* [Assigned task A] According to the talk announcement, for how many Croatian lexemes does the database contain values?
* [Assigned task B] Write out the passage of the talk announcement starting at "This talk discusses" and ending at "by a Q & A.", word for word.

* [Excerpt provided]
+++

Imagining the abstract and non-imageable

Abstract colourful image
Date
20 February 2019
Time
5.15pm
Location
47 Wellington Square (Ground Floor Lecture Room 1), Oxford

 

Abstract colourful image

When we say ‘a dog’ or ‘a chair’, we unconsciously imagine a dog or a chair, sometimes this is a particular dog and other times a more generic one. This is not true when we say ‘peace’ or ‘experience’. This talk will explore the concreteness and abstractness of different words. One usually learns many concrete and imageable words very early on in language development, while abstract and non-imageable words come much later and in a smaller number.

These concepts are the core concepts in psycholinguistic research investigating the role of remembering, recognising and understanding, not only words, but the complexity of language architecture as well. The difference in referents of abstract and concrete words has already been captured by Paivio (1975) in his Dual Coding Theory. Concrete concepts are seen as referring to perceivable and spatially embedded entities, while the abstract concepts are seen as referring to entities that “are neither purely physical nor spatially constrained”. Although concreteness and imageability were treated as interchangeable terms in the literature, recent research shows that there is a systematic gap between them, and that the researcher should consider word’s frequency and familiarity as well.

This talk discusses these theoretical issues considering the initial results of the project entitled The Building Blocks of Croatian Mental Grammar: Constraints of Information Structure, within the scope of which the Croatian Psycholinguistic Database is being constructed. The database contains empirically established values for the categories of concreteness, imageability, subjective frequency and age of acquisition for 3,000 lexemes (nouns, verbs and adjectives) of Croatian extracted from the hrLex lexicon whose frequency was extracted from the hrWaC corpus. The speaker will discuss the data collected from the perspective of constructional cognitive linguistic theories and show the applicability of the database for researchers and practitioners. The talk will be followed by a Q & A.

+++

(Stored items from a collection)
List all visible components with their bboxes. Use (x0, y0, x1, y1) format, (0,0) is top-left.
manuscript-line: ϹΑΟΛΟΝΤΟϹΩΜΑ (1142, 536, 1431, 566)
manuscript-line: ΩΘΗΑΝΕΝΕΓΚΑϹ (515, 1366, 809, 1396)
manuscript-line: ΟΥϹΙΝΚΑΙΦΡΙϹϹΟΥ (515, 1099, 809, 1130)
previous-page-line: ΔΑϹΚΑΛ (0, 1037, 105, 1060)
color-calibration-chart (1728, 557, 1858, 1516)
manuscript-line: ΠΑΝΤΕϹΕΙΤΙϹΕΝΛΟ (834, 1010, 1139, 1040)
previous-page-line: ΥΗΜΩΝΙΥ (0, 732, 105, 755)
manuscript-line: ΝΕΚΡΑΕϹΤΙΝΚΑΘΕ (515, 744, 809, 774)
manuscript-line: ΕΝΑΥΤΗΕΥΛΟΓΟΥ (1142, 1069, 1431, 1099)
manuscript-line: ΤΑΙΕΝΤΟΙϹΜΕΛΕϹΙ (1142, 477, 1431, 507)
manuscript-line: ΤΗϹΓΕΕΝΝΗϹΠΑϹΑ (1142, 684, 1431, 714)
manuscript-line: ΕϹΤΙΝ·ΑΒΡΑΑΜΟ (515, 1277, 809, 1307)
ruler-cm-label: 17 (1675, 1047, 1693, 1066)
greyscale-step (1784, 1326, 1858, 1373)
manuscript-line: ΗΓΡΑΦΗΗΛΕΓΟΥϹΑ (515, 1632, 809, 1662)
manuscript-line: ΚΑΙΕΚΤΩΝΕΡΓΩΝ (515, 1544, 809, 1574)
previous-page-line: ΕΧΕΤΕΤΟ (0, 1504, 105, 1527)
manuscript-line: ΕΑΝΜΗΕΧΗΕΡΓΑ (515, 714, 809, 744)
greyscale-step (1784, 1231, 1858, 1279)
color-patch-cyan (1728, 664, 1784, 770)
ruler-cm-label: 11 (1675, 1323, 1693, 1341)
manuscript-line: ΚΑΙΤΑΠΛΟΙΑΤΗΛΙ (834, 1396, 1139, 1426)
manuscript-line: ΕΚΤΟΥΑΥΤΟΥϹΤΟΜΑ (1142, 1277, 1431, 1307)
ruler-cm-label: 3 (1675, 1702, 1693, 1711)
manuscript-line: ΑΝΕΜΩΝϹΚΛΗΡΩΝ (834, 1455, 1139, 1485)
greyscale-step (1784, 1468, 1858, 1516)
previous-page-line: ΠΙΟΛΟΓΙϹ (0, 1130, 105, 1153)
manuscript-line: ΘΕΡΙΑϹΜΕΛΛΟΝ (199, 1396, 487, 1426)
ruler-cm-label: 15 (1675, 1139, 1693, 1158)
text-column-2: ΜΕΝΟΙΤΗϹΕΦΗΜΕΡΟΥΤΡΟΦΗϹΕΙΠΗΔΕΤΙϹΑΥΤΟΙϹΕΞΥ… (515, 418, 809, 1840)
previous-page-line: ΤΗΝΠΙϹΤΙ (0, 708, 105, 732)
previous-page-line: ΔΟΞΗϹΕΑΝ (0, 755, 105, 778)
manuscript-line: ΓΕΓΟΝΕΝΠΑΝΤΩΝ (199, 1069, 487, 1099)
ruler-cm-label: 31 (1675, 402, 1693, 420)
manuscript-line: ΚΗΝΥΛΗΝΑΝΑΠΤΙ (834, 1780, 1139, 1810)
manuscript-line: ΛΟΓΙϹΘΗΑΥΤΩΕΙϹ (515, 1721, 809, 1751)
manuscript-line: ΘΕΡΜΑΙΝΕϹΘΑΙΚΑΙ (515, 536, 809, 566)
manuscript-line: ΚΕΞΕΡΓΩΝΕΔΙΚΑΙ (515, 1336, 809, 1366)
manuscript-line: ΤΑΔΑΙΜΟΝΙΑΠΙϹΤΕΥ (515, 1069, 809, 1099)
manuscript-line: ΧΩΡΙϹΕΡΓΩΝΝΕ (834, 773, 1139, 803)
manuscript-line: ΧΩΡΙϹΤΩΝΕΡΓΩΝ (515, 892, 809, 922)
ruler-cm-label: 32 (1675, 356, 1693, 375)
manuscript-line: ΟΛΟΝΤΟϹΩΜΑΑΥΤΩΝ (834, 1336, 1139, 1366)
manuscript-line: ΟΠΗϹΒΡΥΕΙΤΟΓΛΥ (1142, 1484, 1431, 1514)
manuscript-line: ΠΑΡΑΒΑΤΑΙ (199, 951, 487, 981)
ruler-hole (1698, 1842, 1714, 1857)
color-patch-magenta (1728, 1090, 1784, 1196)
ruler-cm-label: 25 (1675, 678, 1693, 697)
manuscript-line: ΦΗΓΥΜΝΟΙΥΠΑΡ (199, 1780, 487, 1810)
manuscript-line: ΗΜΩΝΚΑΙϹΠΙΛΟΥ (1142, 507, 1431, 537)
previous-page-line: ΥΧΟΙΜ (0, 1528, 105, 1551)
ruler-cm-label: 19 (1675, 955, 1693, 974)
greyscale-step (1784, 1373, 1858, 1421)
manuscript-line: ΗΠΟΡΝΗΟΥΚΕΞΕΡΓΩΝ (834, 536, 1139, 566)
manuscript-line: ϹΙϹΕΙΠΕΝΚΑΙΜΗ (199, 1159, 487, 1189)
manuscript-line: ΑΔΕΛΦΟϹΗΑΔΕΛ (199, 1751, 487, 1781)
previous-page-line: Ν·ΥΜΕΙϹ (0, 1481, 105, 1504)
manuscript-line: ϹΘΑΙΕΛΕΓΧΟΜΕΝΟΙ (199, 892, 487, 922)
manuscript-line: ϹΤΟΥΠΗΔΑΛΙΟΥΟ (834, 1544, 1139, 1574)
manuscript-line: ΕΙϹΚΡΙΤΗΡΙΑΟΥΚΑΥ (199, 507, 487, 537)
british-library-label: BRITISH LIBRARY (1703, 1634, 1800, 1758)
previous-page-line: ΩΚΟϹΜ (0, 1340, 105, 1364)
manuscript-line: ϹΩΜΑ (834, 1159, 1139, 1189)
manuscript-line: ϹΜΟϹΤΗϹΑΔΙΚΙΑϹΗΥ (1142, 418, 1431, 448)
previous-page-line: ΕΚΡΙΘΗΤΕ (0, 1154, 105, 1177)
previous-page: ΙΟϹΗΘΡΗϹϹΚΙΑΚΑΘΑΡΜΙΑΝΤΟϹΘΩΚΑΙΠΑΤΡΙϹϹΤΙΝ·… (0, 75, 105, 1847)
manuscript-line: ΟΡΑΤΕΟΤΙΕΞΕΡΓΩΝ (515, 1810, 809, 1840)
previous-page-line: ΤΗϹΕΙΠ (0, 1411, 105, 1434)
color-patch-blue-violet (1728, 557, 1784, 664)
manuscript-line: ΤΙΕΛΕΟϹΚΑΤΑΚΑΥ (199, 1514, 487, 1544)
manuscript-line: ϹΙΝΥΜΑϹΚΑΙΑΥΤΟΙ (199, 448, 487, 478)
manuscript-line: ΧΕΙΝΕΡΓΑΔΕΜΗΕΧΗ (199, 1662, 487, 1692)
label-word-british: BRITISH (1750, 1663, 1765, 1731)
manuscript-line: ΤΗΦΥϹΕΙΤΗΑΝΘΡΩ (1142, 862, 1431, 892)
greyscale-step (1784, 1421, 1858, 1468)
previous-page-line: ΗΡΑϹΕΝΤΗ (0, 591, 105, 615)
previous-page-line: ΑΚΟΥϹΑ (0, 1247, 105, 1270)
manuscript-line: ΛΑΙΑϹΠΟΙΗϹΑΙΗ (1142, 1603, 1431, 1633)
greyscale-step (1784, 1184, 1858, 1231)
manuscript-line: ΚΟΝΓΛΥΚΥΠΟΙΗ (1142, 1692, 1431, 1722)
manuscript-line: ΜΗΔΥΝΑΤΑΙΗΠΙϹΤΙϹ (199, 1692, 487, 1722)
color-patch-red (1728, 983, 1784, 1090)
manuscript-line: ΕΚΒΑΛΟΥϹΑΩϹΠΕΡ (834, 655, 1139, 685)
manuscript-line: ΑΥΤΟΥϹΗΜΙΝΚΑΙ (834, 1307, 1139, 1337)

+++

* [Answer area A] 3,000 lexemes (nouns, verbs and adjectives).

* [Answer area B]
This talk discusses these theoretical issues considering the initial results of the project entitled The Building Blocks of Croatian Mental Grammar: Constraints of Information Structure, within the scope of which the Croatian Psycholinguistic Database is being constructed. The database contains empirically established values for the categories of concreteness, imageability, subjective frequency and age of acquisition for 3,000 lexemes (nouns, verbs and adjectives) of Croatian extracted from the hrLex lexicon whose frequency was extracted from the hrWaC corpus. The speaker will discuss the data collected from the perspective of constructional cognitive linguistic theories and show the applicability of the database for researchers and practitioners. The talk will be followed by a Q & A.